*WHAT THIS TASK INVOLVES*:
Extract every line of the listing below and reproduce each one verbatim.

═══ RAW DATA ═══

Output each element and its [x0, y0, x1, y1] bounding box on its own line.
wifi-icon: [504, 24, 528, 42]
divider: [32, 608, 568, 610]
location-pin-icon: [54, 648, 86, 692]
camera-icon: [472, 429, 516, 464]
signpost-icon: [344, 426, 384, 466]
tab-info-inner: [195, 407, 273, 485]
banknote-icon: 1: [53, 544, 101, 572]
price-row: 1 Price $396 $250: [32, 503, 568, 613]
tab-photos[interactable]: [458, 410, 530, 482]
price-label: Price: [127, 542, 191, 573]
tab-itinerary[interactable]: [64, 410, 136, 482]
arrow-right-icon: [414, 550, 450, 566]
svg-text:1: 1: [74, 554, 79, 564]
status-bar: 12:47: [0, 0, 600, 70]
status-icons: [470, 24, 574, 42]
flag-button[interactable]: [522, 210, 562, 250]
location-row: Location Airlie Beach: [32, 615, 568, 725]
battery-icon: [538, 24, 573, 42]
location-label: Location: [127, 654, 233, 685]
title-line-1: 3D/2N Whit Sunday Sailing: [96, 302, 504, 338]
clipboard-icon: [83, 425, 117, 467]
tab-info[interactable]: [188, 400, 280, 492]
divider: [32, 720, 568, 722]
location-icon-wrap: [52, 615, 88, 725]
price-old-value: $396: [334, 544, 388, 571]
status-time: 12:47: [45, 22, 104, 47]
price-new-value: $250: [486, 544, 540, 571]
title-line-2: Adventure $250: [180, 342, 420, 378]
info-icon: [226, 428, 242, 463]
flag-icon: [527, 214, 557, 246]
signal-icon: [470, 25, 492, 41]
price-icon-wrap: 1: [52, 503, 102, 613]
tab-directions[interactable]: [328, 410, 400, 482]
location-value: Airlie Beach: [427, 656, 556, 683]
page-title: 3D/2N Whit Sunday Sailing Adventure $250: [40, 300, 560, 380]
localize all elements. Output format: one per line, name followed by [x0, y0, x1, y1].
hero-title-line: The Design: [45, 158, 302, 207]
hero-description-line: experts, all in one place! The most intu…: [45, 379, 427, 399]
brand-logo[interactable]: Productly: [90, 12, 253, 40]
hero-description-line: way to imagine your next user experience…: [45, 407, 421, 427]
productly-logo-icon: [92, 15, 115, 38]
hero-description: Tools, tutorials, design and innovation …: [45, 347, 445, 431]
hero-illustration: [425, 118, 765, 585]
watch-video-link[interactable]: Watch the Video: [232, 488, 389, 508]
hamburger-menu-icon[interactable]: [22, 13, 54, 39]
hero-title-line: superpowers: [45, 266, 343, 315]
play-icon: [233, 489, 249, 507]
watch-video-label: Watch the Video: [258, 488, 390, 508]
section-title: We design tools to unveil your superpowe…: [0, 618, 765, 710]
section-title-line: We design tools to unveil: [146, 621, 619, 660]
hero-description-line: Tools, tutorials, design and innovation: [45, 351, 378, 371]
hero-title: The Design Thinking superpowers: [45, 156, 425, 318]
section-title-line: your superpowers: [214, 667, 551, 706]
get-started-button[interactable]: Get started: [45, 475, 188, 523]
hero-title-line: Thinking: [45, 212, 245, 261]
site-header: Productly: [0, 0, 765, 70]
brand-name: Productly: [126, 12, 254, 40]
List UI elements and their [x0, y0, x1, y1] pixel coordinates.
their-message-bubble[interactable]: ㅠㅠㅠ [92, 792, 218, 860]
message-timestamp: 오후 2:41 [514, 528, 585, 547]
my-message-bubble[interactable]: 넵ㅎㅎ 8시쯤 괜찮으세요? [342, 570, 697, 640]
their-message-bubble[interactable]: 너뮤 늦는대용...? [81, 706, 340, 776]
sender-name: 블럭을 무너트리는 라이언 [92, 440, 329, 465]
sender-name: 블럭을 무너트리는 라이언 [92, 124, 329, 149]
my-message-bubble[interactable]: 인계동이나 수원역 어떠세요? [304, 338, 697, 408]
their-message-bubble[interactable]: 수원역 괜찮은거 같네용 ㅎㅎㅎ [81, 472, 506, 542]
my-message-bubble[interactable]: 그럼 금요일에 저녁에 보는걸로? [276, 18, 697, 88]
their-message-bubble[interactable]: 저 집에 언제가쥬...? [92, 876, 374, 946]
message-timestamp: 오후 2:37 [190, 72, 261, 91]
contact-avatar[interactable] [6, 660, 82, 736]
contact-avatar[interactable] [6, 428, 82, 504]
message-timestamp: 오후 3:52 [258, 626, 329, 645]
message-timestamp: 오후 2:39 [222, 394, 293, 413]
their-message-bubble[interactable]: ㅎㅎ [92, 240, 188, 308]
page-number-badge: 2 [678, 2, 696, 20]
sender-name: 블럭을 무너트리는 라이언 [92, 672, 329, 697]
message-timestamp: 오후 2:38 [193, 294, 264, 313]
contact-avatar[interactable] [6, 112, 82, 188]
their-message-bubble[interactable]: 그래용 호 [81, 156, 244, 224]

═══

*COMPLETED EXERCISE*:
Output each element and its [x0, y0, x1, y1] bounding box on its own line.
wifi-icon: [504, 24, 528, 42]
divider: [32, 608, 568, 610]
location-pin-icon: [54, 648, 86, 692]
camera-icon: [472, 429, 516, 464]
signpost-icon: [344, 426, 384, 466]
tab-info-inner: [195, 407, 273, 485]
banknote-icon: 1: [53, 544, 101, 572]
price-row: 1 Price $396 $250: [32, 503, 568, 613]
tab-photos[interactable]: [458, 410, 530, 482]
price-label: Price: [127, 542, 191, 573]
tab-itinerary[interactable]: [64, 410, 136, 482]
arrow-right-icon: [414, 550, 450, 566]
svg-text:1: 1: [74, 554, 79, 564]
status-bar: 12:47: [0, 0, 600, 70]
status-icons: [470, 24, 574, 42]
flag-button[interactable]: [522, 210, 562, 250]
location-row: Location Airlie Beach: [32, 615, 568, 725]
battery-icon: [538, 24, 573, 42]
location-label: Location: [127, 654, 233, 685]
title-line-1: 3D/2N Whit Sunday Sailing: [96, 302, 504, 338]
clipboard-icon: [83, 425, 117, 467]
tab-info[interactable]: [188, 400, 280, 492]
divider: [32, 720, 568, 722]
location-icon-wrap: [52, 615, 88, 725]
price-old-value: $396: [334, 544, 388, 571]
status-time: 12:47: [45, 22, 104, 47]
price-new-value: $250: [486, 544, 540, 571]
title-line-2: Adventure $250: [180, 342, 420, 378]
info-icon: [226, 428, 242, 463]
flag-icon: [527, 214, 557, 246]
signal-icon: [470, 25, 492, 41]
price-icon-wrap: 1: [52, 503, 102, 613]
tab-directions[interactable]: [328, 410, 400, 482]
location-value: Airlie Beach: [427, 656, 556, 683]
page-title: 3D/2N Whit Sunday Sailing Adventure $250: [40, 300, 560, 380]
localize all elements. Output format: one per line, name followed by [x0, y0, x1, y1].
hero-title-line: The Design: [45, 158, 302, 207]
hero-description-line: experts, all in one place! The most intu…: [45, 379, 427, 399]
brand-logo[interactable]: Productly: [90, 12, 253, 40]
hero-description-line: way to imagine your next user experience…: [45, 407, 421, 427]
productly-logo-icon: [92, 15, 115, 38]
hero-description: Tools, tutorials, design and innovation …: [45, 347, 445, 431]
hero-illustration: [425, 118, 765, 585]
watch-video-link[interactable]: Watch the Video: [232, 488, 389, 508]
hamburger-menu-icon[interactable]: [22, 13, 54, 39]
hero-title-line: superpowers: [45, 266, 343, 315]
play-icon: [233, 489, 249, 507]
watch-video-label: Watch the Video: [258, 488, 390, 508]
section-title: We design tools to unveil your superpowe…: [0, 618, 765, 710]
section-title-line: We design tools to unveil: [146, 621, 619, 660]
hero-description-line: Tools, tutorials, design and innovation: [45, 351, 378, 371]
hero-title: The Design Thinking superpowers: [45, 156, 425, 318]
section-title-line: your superpowers: [214, 667, 551, 706]
get-started-button[interactable]: Get started: [45, 475, 188, 523]
hero-title-line: Thinking: [45, 212, 245, 261]
site-header: Productly: [0, 0, 765, 70]
brand-name: Productly: [126, 12, 254, 40]
List UI elements and their [x0, y0, x1, y1] pixel coordinates.
their-message-bubble[interactable]: ㅠㅠㅠ [92, 792, 218, 860]
message-timestamp: 오후 2:41 [514, 528, 585, 547]
my-message-bubble[interactable]: 넵ㅎㅎ 8시쯤 괜찮으세요? [342, 570, 697, 640]
their-message-bubble[interactable]: 너뮤 늦는대용...? [81, 706, 340, 776]
sender-name: 블럭을 무너트리는 라이언 [92, 440, 329, 465]
sender-name: 블럭을 무너트리는 라이언 [92, 124, 329, 149]
my-message-bubble[interactable]: 인계동이나 수원역 어떠세요? [304, 338, 697, 408]
their-message-bubble[interactable]: 수원역 괜찮은거 같네용 ㅎㅎㅎ [81, 472, 506, 542]
my-message-bubble[interactable]: 그럼 금요일에 저녁에 보는걸로? [276, 18, 697, 88]
their-message-bubble[interactable]: 저 집에 언제가쥬...? [92, 876, 374, 946]
message-timestamp: 오후 2:37 [190, 72, 261, 91]
contact-avatar[interactable] [6, 660, 82, 736]
contact-avatar[interactable] [6, 428, 82, 504]
message-timestamp: 오후 3:52 [258, 626, 329, 645]
message-timestamp: 오후 2:39 [222, 394, 293, 413]
their-message-bubble[interactable]: ㅎㅎ [92, 240, 188, 308]
page-number-badge: 2 [678, 2, 696, 20]
sender-name: 블럭을 무너트리는 라이언 [92, 672, 329, 697]
message-timestamp: 오후 2:38 [193, 294, 264, 313]
contact-avatar[interactable] [6, 112, 82, 188]
their-message-bubble[interactable]: 그래용 호 [81, 156, 244, 224]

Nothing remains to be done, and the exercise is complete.